TO DO: Bring together all lines of the material below that contain the string "JSON".

DATASET RECORDS:

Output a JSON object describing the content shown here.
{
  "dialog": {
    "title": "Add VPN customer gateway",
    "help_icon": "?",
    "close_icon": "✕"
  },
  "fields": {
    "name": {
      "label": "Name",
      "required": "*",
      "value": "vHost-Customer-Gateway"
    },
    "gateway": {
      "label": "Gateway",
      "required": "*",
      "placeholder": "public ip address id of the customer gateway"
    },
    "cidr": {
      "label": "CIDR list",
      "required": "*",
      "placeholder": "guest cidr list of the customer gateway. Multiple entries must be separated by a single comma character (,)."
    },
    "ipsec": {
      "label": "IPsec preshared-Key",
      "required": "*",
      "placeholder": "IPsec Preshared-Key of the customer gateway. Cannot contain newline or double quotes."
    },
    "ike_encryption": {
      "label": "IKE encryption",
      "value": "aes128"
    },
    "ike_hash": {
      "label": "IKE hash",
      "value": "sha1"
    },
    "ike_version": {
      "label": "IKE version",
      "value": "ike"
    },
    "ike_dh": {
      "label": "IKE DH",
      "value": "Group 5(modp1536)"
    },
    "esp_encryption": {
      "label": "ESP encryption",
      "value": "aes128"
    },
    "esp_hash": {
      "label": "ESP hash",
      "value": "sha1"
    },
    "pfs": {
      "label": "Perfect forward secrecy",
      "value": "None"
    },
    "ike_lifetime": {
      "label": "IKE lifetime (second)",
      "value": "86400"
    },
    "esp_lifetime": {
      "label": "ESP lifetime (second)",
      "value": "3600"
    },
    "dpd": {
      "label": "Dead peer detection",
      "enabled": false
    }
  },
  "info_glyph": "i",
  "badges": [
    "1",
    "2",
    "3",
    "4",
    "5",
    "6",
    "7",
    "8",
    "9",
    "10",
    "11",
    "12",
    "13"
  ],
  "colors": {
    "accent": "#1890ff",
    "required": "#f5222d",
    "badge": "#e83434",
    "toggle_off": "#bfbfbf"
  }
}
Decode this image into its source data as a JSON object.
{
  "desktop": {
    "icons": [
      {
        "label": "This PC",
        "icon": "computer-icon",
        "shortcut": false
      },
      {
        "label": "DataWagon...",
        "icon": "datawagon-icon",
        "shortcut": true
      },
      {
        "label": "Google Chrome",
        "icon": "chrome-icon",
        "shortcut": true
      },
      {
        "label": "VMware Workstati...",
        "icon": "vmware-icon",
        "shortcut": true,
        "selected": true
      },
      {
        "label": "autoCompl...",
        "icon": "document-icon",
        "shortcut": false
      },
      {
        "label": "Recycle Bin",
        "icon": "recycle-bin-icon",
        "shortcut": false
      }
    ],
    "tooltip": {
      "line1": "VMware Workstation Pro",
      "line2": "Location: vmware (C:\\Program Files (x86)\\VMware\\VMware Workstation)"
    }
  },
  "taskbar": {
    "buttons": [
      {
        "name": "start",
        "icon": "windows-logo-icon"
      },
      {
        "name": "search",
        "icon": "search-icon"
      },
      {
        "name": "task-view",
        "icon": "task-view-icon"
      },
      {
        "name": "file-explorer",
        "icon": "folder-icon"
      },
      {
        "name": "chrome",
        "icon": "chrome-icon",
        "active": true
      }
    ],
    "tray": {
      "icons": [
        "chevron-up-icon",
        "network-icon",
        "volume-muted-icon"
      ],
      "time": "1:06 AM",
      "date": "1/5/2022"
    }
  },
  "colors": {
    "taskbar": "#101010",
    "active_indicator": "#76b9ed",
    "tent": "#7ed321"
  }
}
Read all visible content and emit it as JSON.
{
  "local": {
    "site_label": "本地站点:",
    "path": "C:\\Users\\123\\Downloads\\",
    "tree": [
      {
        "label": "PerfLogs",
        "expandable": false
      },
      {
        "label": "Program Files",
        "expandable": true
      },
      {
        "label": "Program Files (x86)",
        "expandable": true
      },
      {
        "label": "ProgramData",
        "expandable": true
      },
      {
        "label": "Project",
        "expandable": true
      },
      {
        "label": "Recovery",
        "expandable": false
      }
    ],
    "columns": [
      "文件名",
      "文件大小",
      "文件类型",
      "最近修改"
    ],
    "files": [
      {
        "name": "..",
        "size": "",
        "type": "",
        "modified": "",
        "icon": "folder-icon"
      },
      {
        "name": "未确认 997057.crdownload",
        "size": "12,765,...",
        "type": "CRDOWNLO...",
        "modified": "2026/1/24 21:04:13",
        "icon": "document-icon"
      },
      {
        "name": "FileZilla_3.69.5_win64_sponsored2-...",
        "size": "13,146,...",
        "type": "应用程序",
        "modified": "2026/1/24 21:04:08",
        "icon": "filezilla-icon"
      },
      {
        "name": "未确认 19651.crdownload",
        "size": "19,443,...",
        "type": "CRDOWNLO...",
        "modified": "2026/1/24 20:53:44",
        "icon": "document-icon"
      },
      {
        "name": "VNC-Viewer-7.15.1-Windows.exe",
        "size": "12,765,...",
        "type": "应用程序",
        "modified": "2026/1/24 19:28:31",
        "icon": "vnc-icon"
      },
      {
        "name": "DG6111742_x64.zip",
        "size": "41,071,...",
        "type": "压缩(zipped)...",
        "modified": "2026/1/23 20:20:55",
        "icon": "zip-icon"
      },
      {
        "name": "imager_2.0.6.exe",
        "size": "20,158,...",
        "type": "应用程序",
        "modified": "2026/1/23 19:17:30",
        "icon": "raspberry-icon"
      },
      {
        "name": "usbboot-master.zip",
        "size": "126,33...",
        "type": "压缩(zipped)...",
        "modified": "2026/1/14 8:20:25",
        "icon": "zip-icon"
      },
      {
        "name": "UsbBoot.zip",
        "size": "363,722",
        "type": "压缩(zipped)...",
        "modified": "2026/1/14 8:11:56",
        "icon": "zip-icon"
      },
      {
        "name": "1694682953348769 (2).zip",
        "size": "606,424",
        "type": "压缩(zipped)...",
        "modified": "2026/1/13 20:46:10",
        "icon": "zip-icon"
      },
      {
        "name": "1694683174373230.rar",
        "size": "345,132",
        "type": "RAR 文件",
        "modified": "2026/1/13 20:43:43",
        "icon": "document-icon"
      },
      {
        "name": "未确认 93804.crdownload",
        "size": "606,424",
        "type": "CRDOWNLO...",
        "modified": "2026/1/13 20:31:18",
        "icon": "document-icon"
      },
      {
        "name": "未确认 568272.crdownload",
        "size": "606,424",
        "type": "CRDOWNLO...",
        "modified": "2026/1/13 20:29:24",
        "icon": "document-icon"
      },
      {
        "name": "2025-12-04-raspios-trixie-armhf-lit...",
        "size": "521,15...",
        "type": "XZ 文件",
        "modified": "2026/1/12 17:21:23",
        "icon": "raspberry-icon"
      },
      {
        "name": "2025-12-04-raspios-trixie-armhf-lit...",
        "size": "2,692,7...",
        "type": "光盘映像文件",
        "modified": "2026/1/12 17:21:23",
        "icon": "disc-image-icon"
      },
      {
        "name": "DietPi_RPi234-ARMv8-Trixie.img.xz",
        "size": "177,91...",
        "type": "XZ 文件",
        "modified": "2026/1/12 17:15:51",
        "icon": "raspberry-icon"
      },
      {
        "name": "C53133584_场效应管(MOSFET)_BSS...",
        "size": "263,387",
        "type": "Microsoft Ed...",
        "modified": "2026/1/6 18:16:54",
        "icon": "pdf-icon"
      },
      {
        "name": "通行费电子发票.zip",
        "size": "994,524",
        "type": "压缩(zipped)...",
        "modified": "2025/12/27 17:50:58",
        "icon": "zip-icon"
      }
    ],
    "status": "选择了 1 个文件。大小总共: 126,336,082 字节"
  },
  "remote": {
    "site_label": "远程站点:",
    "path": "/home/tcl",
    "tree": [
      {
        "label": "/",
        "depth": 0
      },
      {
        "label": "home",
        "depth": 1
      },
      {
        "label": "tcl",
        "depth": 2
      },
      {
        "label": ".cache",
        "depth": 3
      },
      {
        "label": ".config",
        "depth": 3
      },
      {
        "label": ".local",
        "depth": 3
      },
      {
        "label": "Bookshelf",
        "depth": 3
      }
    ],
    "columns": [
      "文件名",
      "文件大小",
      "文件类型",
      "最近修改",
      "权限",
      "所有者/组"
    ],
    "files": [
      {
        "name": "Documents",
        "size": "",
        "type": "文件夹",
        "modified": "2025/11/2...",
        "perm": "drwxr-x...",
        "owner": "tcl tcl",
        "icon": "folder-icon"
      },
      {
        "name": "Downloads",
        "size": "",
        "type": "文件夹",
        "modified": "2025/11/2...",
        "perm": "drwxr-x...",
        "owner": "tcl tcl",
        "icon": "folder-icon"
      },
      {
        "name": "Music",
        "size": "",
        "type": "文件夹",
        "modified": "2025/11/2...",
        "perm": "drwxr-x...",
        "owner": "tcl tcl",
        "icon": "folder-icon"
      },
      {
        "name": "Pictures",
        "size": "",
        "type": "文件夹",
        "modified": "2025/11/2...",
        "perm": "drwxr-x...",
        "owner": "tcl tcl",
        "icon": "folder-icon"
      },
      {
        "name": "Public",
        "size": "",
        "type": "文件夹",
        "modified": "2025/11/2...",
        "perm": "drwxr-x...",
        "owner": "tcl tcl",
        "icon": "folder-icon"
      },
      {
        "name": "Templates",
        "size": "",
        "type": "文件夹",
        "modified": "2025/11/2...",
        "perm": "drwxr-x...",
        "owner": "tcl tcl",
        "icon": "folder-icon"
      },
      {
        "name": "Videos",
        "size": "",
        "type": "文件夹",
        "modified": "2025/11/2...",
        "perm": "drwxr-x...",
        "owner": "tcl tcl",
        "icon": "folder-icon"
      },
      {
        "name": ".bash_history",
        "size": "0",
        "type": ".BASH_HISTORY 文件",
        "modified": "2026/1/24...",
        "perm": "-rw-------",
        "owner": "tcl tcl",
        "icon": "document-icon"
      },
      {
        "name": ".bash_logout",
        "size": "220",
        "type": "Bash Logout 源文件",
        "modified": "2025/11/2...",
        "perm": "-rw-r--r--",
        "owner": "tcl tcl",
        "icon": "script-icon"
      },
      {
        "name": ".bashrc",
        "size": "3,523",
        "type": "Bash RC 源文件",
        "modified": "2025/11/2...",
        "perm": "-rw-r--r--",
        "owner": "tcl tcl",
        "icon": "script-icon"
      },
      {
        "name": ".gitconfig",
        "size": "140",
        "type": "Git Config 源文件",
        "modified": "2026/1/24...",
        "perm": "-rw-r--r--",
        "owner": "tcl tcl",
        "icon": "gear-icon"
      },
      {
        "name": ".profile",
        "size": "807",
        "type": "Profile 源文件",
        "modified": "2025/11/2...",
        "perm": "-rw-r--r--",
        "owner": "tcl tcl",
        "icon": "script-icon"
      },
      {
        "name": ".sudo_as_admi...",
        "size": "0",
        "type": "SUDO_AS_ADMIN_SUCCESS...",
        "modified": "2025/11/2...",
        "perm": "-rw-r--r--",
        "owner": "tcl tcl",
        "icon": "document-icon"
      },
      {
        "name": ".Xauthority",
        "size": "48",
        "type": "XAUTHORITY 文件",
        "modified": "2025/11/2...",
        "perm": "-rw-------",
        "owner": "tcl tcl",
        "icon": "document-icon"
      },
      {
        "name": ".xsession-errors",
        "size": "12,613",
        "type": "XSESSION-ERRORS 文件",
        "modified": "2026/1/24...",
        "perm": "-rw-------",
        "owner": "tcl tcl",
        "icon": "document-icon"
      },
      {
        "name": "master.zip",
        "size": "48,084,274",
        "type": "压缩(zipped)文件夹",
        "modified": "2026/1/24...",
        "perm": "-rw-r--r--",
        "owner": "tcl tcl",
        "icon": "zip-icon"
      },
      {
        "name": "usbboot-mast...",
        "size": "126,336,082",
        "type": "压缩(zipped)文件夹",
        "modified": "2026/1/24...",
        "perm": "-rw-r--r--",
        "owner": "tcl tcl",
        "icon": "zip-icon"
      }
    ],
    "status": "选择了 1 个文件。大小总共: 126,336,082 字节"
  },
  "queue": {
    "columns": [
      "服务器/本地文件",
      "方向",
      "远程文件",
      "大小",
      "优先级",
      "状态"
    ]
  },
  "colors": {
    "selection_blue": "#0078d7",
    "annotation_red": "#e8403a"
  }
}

TASK RESULT:
Output a JSON object describing the content shown here.
Decode this image into its source data as a JSON object.
Read all visible content and emit it as JSON.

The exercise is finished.